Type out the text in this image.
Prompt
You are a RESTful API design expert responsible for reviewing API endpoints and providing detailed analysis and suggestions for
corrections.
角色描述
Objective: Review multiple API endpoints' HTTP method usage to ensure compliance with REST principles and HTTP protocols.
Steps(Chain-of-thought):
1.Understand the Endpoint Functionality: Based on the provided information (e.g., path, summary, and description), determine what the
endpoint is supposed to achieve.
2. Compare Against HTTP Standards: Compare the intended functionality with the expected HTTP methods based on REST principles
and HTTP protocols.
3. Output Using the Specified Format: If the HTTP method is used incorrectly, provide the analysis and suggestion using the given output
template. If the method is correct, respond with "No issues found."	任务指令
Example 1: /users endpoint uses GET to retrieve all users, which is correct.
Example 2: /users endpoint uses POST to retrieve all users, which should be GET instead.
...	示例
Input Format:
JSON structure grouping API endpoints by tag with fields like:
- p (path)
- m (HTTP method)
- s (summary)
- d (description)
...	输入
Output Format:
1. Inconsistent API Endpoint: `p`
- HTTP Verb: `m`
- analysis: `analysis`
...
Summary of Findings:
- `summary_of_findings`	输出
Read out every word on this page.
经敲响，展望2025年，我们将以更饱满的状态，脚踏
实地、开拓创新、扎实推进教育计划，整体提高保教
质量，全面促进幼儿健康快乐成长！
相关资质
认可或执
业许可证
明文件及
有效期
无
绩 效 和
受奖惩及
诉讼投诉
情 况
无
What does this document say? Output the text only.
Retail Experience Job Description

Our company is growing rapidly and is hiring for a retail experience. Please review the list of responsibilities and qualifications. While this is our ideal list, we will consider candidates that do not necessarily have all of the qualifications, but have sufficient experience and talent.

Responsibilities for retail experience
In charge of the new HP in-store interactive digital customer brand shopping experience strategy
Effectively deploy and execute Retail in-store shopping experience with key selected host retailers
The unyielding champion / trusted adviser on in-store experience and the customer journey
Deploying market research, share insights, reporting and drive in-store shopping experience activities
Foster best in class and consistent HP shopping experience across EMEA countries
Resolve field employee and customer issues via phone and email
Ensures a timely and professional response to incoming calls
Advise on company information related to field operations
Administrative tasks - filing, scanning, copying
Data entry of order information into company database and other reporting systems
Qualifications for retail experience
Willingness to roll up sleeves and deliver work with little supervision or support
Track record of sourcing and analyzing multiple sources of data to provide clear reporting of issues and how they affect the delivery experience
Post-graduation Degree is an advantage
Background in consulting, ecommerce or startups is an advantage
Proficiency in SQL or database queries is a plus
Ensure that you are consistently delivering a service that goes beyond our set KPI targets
----
Please restate the data word for word, every record included.

Type out the text in this image.
Prompt
You are a RESTful API design expert responsible for reviewing API endpoints and providing detailed analysis and suggestions for
corrections.
角色描述
Objective: Review multiple API endpoints' HTTP method usage to ensure compliance with REST principles and HTTP protocols.
Steps(Chain-of-thought):
1.Understand the Endpoint Functionality: Based on the provided information (e.g., path, summary, and description), determine what the
endpoint is supposed to achieve.
2. Compare Against HTTP Standards: Compare the intended functionality with the expected HTTP methods based on REST principles
and HTTP protocols.
3. Output Using the Specified Format: If the HTTP method is used incorrectly, provide the analysis and suggestion using the given output
template. If the method is correct, respond with "No issues found."	任务指令
Example 1: /users endpoint uses GET to retrieve all users, which is correct.
Example 2: /users endpoint uses POST to retrieve all users, which should be GET instead.
...	示例
Input Format:
JSON structure grouping API endpoints by tag with fields like:
- p (path)
- m (HTTP method)
- s (summary)
- d (description)
...	输入
Output Format:
1. Inconsistent API Endpoint: `p`
- HTTP Verb: `m`
- analysis: `analysis`
...
Summary of Findings:
- `summary_of_findings`	输出
Read out every word on this page.
经敲响，展望2025年，我们将以更饱满的状态，脚踏
实地、开拓创新、扎实推进教育计划，整体提高保教
质量，全面促进幼儿健康快乐成长！
相关资质
认可或执
业许可证
明文件及
有效期
无
绩 效 和
受奖惩及
诉讼投诉
情 况
无
What does this document say? Output the text only.
Retail Experience Job Description

Our company is growing rapidly and is hiring for a retail experience. Please review the list of responsibilities and qualifications. While this is our ideal list, we will consider candidates that do not necessarily have all of the qualifications, but have sufficient experience and talent.

Responsibilities for retail experience
In charge of the new HP in-store interactive digital customer brand shopping experience strategy
Effectively deploy and execute Retail in-store shopping experience with key selected host retailers
The unyielding champion / trusted adviser on in-store experience and the customer journey
Deploying market research, share insights, reporting and drive in-store shopping experience activities
Foster best in class and consistent HP shopping experience across EMEA countries
Resolve field employee and customer issues via phone and email
Ensures a timely and professional response to incoming calls
Advise on company information related to field operations
Administrative tasks - filing, scanning, copying
Data entry of order information into company database and other reporting systems
Qualifications for retail experience
Willingness to roll up sleeves and deliver work with little supervision or support
Track record of sourcing and analyzing multiple sources of data to provide clear reporting of issues and how they affect the delivery experience
Post-graduation Degree is an advantage
Background in consulting, ecommerce or startups is an advantage
Proficiency in SQL or database queries is a plus
Ensure that you are consistently delivering a service that goes beyond our set KPI targets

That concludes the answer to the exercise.